# Exercise brief
Print every record below exactly as written.
%%
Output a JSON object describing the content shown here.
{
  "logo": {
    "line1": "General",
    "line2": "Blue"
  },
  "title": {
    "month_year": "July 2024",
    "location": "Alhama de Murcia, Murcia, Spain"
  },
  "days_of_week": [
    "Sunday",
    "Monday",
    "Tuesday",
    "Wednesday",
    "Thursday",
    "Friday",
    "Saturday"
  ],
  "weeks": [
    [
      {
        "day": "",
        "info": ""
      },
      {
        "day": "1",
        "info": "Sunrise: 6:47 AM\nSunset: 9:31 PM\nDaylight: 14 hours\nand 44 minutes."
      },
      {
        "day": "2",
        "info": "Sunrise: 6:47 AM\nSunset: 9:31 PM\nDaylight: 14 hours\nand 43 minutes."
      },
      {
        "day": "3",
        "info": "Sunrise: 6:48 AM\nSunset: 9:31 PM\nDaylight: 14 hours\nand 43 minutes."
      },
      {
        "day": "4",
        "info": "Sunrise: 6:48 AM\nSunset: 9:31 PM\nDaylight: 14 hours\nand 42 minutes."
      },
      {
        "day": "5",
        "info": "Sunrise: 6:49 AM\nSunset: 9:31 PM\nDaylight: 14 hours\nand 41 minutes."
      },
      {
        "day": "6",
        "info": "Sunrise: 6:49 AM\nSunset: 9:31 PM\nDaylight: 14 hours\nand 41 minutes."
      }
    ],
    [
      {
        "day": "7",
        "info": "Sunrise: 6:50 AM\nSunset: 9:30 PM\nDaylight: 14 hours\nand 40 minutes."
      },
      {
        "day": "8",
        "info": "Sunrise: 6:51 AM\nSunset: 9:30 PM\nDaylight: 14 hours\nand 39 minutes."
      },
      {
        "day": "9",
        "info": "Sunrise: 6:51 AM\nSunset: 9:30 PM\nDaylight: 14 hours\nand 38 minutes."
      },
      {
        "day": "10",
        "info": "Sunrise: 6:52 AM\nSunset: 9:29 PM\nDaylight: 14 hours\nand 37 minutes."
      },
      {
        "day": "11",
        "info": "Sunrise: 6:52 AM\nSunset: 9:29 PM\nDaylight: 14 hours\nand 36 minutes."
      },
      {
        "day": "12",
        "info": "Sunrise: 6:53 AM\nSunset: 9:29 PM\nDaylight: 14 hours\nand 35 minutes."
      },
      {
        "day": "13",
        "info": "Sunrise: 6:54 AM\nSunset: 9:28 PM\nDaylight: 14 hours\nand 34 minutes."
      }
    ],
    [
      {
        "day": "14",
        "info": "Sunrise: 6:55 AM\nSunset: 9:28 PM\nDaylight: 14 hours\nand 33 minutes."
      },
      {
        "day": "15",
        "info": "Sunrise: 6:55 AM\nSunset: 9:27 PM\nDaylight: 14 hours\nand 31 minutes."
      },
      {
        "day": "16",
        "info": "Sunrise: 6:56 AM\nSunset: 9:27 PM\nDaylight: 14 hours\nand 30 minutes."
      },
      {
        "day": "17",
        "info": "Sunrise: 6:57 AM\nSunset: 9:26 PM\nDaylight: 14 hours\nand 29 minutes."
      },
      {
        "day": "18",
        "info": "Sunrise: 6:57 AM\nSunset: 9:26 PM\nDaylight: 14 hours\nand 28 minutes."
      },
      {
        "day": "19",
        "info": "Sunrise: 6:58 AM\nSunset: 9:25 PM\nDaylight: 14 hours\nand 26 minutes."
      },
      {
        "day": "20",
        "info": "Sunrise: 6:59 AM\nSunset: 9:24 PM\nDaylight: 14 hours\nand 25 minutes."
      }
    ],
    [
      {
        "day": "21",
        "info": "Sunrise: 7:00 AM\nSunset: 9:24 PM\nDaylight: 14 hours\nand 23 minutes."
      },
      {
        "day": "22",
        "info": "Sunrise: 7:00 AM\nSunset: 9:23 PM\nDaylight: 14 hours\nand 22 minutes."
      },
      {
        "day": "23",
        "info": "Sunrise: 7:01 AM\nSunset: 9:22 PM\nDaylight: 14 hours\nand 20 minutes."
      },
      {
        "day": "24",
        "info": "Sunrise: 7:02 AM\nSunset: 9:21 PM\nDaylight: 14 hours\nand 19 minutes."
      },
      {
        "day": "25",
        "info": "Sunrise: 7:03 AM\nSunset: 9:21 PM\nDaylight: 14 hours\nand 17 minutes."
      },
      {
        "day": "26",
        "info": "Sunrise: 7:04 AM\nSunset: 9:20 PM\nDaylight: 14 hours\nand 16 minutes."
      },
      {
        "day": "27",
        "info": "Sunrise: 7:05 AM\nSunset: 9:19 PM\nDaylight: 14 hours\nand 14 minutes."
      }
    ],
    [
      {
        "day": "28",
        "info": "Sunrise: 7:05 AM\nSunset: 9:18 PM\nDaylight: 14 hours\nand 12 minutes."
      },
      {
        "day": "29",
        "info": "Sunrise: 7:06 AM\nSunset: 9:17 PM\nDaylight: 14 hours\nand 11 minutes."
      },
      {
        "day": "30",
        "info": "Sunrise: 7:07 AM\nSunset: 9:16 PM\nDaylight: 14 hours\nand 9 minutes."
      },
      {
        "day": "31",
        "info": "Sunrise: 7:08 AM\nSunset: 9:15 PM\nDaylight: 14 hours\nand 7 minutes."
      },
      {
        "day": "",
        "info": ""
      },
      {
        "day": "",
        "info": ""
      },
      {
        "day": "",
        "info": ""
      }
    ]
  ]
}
%%
# Result of the exercise
Output a JSON object describing the content shown here.
{
  "logo": {
    "line1": "General",
    "line2": "Blue"
  },
  "title": {
    "month_year": "July 2024",
    "location": "Alhama de Murcia, Murcia, Spain"
  },
  "days_of_week": [
    "Sunday",
    "Monday",
    "Tuesday",
    "Wednesday",
    "Thursday",
    "Friday",
    "Saturday"
  ],
  "weeks": [
    [
      {
        "day": "",
        "info": ""
      },
      {
        "day": "1",
        "info": "Sunrise: 6:47 AM\nSunset: 9:31 PM\nDaylight: 14 hours\nand 44 minutes."
      },
      {
        "day": "2",
        "info": "Sunrise: 6:47 AM\nSunset: 9:31 PM\nDaylight: 14 hours\nand 43 minutes."
      },
      {
        "day": "3",
        "info": "Sunrise: 6:48 AM\nSunset: 9:31 PM\nDaylight: 14 hours\nand 43 minutes."
      },
      {
        "day": "4",
        "info": "Sunrise: 6:48 AM\nSunset: 9:31 PM\nDaylight: 14 hours\nand 42 minutes."
      },
      {
        "day": "5",
        "info": "Sunrise: 6:49 AM\nSunset: 9:31 PM\nDaylight: 14 hours\nand 41 minutes."
      },
      {
        "day": "6",
        "info": "Sunrise: 6:49 AM\nSunset: 9:31 PM\nDaylight: 14 hours\nand 41 minutes."
      }
    ],
    [
      {
        "day": "7",
        "info": "Sunrise: 6:50 AM\nSunset: 9:30 PM\nDaylight: 14 hours\nand 40 minutes."
      },
      {
        "day": "8",
        "info": "Sunrise: 6:51 AM\nSunset: 9:30 PM\nDaylight: 14 hours\nand 39 minutes."
      },
      {
        "day": "9",
        "info": "Sunrise: 6:51 AM\nSunset: 9:30 PM\nDaylight: 14 hours\nand 38 minutes."
      },
      {
        "day": "10",
        "info": "Sunrise: 6:52 AM\nSunset: 9:29 PM\nDaylight: 14 hours\nand 37 minutes."
      },
      {
        "day": "11",
        "info": "Sunrise: 6:52 AM\nSunset: 9:29 PM\nDaylight: 14 hours\nand 36 minutes."
      },
      {
        "day": "12",
        "info": "Sunrise: 6:53 AM\nSunset: 9:29 PM\nDaylight: 14 hours\nand 35 minutes."
      },
      {
        "day": "13",
        "info": "Sunrise: 6:54 AM\nSunset: 9:28 PM\nDaylight: 14 hours\nand 34 minutes."
      }
    ],
    [
      {
        "day": "14",
        "info": "Sunrise: 6:55 AM\nSunset: 9:28 PM\nDaylight: 14 hours\nand 33 minutes."
      },
      {
        "day": "15",
        "info": "Sunrise: 6:55 AM\nSunset: 9:27 PM\nDaylight: 14 hours\nand 31 minutes."
      },
      {
        "day": "16",
        "info": "Sunrise: 6:56 AM\nSunset: 9:27 PM\nDaylight: 14 hours\nand 30 minutes."
      },
      {
        "day": "17",
        "info": "Sunrise: 6:57 AM\nSunset: 9:26 PM\nDaylight: 14 hours\nand 29 minutes."
      },
      {
        "day": "18",
        "info": "Sunrise: 6:57 AM\nSunset: 9:26 PM\nDaylight: 14 hours\nand 28 minutes."
      },
      {
        "day": "19",
        "info": "Sunrise: 6:58 AM\nSunset: 9:25 PM\nDaylight: 14 hours\nand 26 minutes."
      },
      {
        "day": "20",
        "info": "Sunrise: 6:59 AM\nSunset: 9:24 PM\nDaylight: 14 hours\nand 25 minutes."
      }
    ],
    [
      {
        "day": "21",
        "info": "Sunrise: 7:00 AM\nSunset: 9:24 PM\nDaylight: 14 hours\nand 23 minutes."
      },
      {
        "day": "22",
        "info": "Sunrise: 7:00 AM\nSunset: 9:23 PM\nDaylight: 14 hours\nand 22 minutes."
      },
      {
        "day": "23",
        "info": "Sunrise: 7:01 AM\nSunset: 9:22 PM\nDaylight: 14 hours\nand 20 minutes."
      },
      {
        "day": "24",
        "info": "Sunrise: 7:02 AM\nSunset: 9:21 PM\nDaylight: 14 hours\nand 19 minutes."
      },
      {
        "day": "25",
        "info": "Sunrise: 7:03 AM\nSunset: 9:21 PM\nDaylight: 14 hours\nand 17 minutes."
      },
      {
        "day": "26",
        "info": "Sunrise: 7:04 AM\nSunset: 9:20 PM\nDaylight: 14 hours\nand 16 minutes."
      },
      {
        "day": "27",
        "info": "Sunrise: 7:05 AM\nSunset: 9:19 PM\nDaylight: 14 hours\nand 14 minutes."
      }
    ],
    [
      {
        "day": "28",
        "info": "Sunrise: 7:05 AM\nSunset: 9:18 PM\nDaylight: 14 hours\nand 12 minutes."
      },
      {
        "day": "29",
        "info": "Sunrise: 7:06 AM\nSunset: 9:17 PM\nDaylight: 14 hours\nand 11 minutes."
      },
      {
        "day": "30",
        "info": "Sunrise: 7:07 AM\nSunset: 9:16 PM\nDaylight: 14 hours\nand 9 minutes."
      },
      {
        "day": "31",
        "info": "Sunrise: 7:08 AM\nSunset: 9:15 PM\nDaylight: 14 hours\nand 7 minutes."
      },
      {
        "day": "",
        "info": ""
      },
      {
        "day": "",
        "info": ""
      },
      {
        "day": "",
        "info": ""
      }
    ]
  ]
}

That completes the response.